++++ Entries provided ++++

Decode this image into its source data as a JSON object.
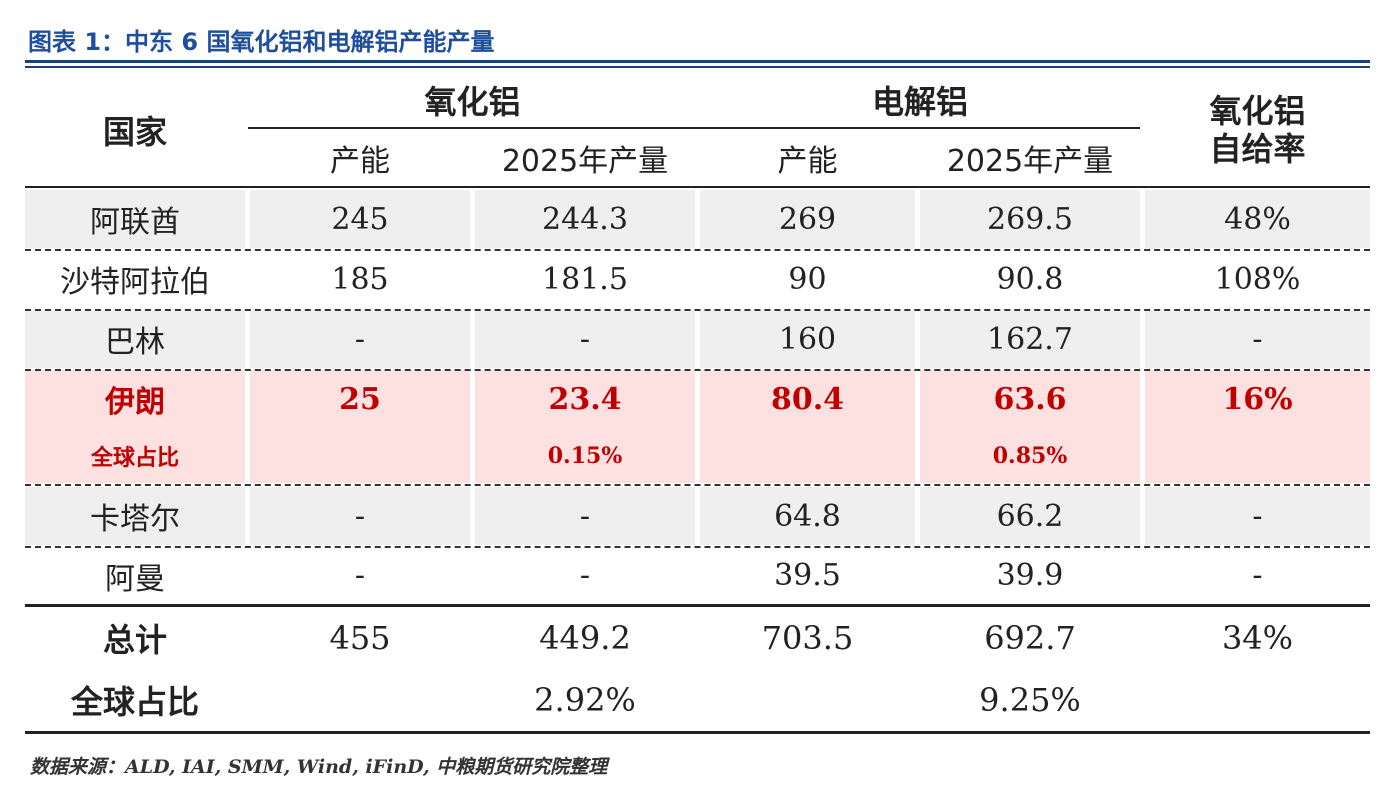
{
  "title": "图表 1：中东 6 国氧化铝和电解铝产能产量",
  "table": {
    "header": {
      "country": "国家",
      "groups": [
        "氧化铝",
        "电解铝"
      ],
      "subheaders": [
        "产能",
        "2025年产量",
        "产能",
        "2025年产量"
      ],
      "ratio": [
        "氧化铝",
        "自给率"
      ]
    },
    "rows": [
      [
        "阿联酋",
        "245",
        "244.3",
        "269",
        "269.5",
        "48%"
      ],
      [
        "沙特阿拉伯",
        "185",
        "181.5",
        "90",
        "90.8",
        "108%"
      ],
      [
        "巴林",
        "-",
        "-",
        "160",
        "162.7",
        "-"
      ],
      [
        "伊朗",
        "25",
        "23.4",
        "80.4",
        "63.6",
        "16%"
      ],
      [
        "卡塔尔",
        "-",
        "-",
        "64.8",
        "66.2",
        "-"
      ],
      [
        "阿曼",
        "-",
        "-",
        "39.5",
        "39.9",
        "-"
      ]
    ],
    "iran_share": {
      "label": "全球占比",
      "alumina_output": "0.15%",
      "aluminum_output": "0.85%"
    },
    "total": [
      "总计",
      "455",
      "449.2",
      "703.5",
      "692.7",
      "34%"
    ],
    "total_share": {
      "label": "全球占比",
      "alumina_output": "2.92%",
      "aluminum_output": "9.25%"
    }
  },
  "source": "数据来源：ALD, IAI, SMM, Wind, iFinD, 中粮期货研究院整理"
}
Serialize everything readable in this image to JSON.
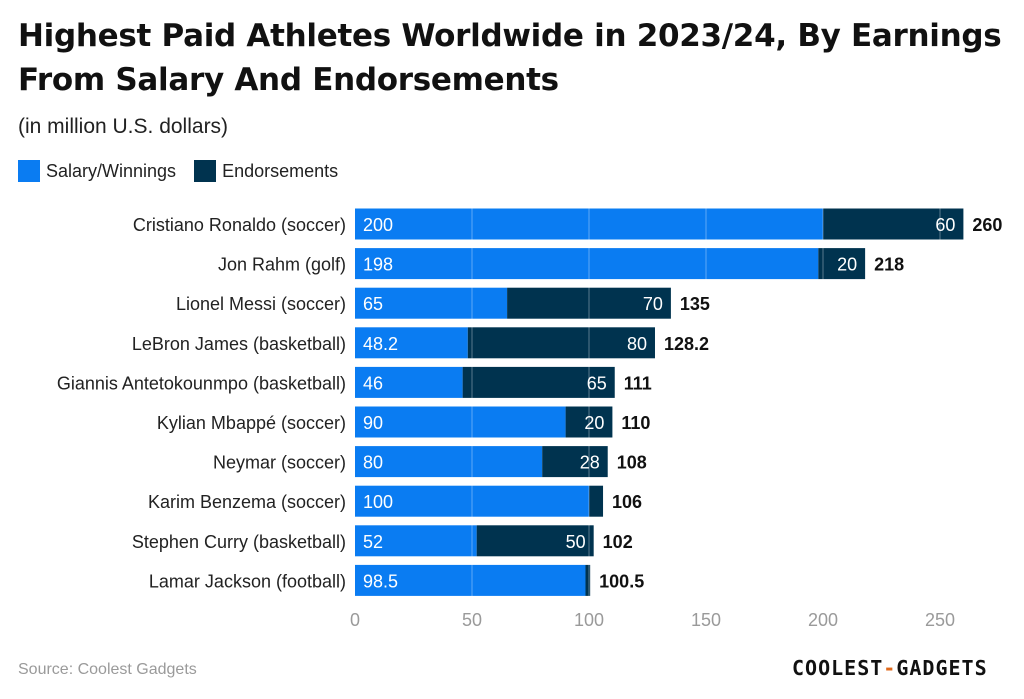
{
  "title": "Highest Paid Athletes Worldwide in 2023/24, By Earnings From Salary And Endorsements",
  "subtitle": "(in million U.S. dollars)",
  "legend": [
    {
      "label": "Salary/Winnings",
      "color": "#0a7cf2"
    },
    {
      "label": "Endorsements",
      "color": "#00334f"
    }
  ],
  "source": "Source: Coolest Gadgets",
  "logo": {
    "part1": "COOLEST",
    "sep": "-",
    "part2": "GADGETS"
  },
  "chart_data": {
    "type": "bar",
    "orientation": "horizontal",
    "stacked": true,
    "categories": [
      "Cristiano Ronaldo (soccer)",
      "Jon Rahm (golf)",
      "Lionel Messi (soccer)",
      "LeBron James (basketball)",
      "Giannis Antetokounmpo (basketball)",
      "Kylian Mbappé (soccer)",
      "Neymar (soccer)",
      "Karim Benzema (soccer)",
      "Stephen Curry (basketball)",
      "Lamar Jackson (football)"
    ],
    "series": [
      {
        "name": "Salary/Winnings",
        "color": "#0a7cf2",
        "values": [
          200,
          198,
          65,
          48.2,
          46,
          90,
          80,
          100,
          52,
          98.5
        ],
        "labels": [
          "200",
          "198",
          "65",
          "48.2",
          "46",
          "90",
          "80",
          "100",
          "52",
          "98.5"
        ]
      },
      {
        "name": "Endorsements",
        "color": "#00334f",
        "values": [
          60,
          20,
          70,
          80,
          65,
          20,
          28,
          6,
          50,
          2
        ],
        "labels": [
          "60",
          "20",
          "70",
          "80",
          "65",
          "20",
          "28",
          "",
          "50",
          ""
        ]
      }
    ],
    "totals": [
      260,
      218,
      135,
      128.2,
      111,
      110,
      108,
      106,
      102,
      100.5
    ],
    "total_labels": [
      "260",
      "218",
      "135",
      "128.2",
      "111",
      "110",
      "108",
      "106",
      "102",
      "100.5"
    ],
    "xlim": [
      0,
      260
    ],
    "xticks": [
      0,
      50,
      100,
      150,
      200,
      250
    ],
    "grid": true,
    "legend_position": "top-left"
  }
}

++++

Instruction: Omit the pictures, then quote the rest of the material above exactly.

Complete response:
Decode this image into its source data as a JSON object.
{
  "title": "图表 1：中东 6 国氧化铝和电解铝产能产量",
  "table": {
    "header": {
      "country": "国家",
      "groups": [
        "氧化铝",
        "电解铝"
      ],
      "subheaders": [
        "产能",
        "2025年产量",
        "产能",
        "2025年产量"
      ],
      "ratio": [
        "氧化铝",
        "自给率"
      ]
    },
    "rows": [
      [
        "阿联酋",
        "245",
        "244.3",
        "269",
        "269.5",
        "48%"
      ],
      [
        "沙特阿拉伯",
        "185",
        "181.5",
        "90",
        "90.8",
        "108%"
      ],
      [
        "巴林",
        "-",
        "-",
        "160",
        "162.7",
        "-"
      ],
      [
        "伊朗",
        "25",
        "23.4",
        "80.4",
        "63.6",
        "16%"
      ],
      [
        "卡塔尔",
        "-",
        "-",
        "64.8",
        "66.2",
        "-"
      ],
      [
        "阿曼",
        "-",
        "-",
        "39.5",
        "39.9",
        "-"
      ]
    ],
    "iran_share": {
      "label": "全球占比",
      "alumina_output": "0.15%",
      "aluminum_output": "0.85%"
    },
    "total": [
      "总计",
      "455",
      "449.2",
      "703.5",
      "692.7",
      "34%"
    ],
    "total_share": {
      "label": "全球占比",
      "alumina_output": "2.92%",
      "aluminum_output": "9.25%"
    }
  },
  "source": "数据来源：ALD, IAI, SMM, Wind, iFinD, 中粮期货研究院整理"
}
Serialize everything readable in this image to JSON.
{
  "title": "Highest Paid Athletes Worldwide in 2023/24, By Earnings From Salary And Endorsements",
  "subtitle": "(in million U.S. dollars)",
  "legend": [
    {
      "label": "Salary/Winnings",
      "color": "#0a7cf2"
    },
    {
      "label": "Endorsements",
      "color": "#00334f"
    }
  ],
  "source": "Source: Coolest Gadgets",
  "logo": {
    "part1": "COOLEST",
    "sep": "-",
    "part2": "GADGETS"
  },
  "chart_data": {
    "type": "bar",
    "orientation": "horizontal",
    "stacked": true,
    "categories": [
      "Cristiano Ronaldo (soccer)",
      "Jon Rahm (golf)",
      "Lionel Messi (soccer)",
      "LeBron James (basketball)",
      "Giannis Antetokounmpo (basketball)",
      "Kylian Mbappé (soccer)",
      "Neymar (soccer)",
      "Karim Benzema (soccer)",
      "Stephen Curry (basketball)",
      "Lamar Jackson (football)"
    ],
    "series": [
      {
        "name": "Salary/Winnings",
        "color": "#0a7cf2",
        "values": [
          200,
          198,
          65,
          48.2,
          46,
          90,
          80,
          100,
          52,
          98.5
        ],
        "labels": [
          "200",
          "198",
          "65",
          "48.2",
          "46",
          "90",
          "80",
          "100",
          "52",
          "98.5"
        ]
      },
      {
        "name": "Endorsements",
        "color": "#00334f",
        "values": [
          60,
          20,
          70,
          80,
          65,
          20,
          28,
          6,
          50,
          2
        ],
        "labels": [
          "60",
          "20",
          "70",
          "80",
          "65",
          "20",
          "28",
          "",
          "50",
          ""
        ]
      }
    ],
    "totals": [
      260,
      218,
      135,
      128.2,
      111,
      110,
      108,
      106,
      102,
      100.5
    ],
    "total_labels": [
      "260",
      "218",
      "135",
      "128.2",
      "111",
      "110",
      "108",
      "106",
      "102",
      "100.5"
    ],
    "xlim": [
      0,
      260
    ],
    "xticks": [
      0,
      50,
      100,
      150,
      200,
      250
    ],
    "grid": true,
    "legend_position": "top-left"
  }
}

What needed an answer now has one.